_Problem_:
Select and copy out every line in the records containing "darbininkai".

_Provided information_:
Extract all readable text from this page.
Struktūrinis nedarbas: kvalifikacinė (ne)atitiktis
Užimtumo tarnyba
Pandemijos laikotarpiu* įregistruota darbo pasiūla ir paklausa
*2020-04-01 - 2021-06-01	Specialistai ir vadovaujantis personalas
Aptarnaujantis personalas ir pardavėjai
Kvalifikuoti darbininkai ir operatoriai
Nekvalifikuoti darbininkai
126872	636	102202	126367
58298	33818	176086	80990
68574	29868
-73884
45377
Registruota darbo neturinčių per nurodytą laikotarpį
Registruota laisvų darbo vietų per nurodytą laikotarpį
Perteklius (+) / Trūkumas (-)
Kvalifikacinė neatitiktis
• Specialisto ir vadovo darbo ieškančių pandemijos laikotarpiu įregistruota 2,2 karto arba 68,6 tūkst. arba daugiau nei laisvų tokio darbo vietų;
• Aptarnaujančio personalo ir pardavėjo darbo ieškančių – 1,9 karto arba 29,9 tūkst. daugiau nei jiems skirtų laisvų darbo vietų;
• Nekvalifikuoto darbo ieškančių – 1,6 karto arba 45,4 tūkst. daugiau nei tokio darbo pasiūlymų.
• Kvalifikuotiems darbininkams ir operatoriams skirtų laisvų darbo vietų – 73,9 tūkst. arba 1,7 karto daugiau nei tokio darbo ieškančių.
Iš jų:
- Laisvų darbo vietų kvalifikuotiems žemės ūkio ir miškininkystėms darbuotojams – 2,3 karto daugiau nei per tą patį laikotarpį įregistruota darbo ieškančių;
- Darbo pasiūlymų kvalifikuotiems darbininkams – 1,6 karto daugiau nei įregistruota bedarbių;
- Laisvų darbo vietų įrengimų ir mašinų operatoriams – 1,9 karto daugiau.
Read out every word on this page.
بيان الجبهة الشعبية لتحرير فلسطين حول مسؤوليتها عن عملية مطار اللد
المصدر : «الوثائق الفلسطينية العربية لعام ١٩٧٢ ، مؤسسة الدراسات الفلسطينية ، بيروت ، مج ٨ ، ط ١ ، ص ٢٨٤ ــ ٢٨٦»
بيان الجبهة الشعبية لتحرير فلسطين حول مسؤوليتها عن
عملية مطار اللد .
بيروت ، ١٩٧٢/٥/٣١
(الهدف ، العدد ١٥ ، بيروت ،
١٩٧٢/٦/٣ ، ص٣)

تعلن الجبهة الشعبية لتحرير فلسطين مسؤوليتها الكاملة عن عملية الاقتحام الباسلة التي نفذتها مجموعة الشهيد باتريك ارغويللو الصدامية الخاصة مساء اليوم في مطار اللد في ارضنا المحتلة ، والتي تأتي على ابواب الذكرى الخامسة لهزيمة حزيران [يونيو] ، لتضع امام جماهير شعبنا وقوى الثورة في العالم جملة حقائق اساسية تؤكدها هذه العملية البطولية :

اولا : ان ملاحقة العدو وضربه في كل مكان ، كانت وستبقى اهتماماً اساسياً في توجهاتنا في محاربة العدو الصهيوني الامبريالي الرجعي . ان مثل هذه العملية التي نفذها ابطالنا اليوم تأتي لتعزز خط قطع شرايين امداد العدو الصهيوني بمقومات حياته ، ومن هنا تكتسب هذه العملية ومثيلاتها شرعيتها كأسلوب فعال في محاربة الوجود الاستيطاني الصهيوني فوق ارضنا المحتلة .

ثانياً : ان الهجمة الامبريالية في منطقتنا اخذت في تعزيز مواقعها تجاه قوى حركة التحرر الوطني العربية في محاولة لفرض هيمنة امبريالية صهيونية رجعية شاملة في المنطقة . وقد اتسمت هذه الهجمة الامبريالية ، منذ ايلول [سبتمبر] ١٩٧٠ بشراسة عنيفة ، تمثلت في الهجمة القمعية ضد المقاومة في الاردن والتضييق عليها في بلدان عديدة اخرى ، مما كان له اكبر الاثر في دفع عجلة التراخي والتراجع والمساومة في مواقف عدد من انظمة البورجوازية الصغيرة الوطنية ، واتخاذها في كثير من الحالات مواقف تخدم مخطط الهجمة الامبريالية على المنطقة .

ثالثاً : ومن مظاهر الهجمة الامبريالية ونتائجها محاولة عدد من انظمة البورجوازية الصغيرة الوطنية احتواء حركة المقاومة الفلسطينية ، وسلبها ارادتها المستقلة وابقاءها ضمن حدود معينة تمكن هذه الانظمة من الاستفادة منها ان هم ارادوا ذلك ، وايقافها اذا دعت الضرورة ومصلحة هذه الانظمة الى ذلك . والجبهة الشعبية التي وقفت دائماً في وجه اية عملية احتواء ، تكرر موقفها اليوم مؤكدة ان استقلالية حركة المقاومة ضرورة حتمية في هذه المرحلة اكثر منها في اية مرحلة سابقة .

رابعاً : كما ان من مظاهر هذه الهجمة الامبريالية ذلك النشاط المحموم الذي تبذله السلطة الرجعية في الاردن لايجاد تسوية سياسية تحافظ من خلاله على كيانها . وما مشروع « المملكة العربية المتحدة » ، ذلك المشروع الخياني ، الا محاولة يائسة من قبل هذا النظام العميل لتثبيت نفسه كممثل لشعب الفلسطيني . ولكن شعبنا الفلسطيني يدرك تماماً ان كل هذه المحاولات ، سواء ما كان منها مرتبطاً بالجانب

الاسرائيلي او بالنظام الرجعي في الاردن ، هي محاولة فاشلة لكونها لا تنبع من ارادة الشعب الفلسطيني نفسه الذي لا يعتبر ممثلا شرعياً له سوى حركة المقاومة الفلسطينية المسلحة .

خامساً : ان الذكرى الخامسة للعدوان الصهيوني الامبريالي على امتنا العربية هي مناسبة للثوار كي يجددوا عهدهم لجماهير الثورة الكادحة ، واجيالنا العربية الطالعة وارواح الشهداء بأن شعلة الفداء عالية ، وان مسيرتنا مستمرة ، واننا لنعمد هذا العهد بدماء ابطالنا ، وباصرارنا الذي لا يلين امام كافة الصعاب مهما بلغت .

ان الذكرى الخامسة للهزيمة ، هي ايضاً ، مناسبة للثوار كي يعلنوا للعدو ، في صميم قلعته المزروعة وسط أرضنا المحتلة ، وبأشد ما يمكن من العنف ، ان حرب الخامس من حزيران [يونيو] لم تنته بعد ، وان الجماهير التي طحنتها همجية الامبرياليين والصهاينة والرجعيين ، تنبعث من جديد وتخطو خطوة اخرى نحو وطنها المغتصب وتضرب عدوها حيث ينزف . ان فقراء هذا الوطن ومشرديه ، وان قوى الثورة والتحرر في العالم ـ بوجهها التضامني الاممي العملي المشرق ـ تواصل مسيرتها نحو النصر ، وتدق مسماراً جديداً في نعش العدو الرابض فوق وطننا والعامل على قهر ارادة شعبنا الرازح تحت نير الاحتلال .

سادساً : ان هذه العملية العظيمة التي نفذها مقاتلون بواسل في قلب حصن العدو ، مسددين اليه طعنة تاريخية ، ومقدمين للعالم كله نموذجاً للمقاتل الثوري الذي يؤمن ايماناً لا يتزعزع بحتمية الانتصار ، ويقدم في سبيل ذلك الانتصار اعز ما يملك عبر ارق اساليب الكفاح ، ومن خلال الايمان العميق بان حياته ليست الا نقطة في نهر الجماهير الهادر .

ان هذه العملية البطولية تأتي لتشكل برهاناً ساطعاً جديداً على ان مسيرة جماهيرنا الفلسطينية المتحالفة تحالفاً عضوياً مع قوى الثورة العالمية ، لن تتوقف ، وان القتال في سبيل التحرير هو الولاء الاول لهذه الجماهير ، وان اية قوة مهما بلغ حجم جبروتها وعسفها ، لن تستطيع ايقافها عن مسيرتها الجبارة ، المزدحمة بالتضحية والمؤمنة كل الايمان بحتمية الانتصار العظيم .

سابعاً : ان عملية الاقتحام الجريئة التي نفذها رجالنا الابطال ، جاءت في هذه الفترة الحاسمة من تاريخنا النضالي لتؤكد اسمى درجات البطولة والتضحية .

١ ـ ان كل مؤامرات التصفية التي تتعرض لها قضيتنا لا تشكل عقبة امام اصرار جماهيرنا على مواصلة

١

_Exercise response_:
Kvalifikuoti darbininkai ir operatoriai
Nekvalifikuoti darbininkai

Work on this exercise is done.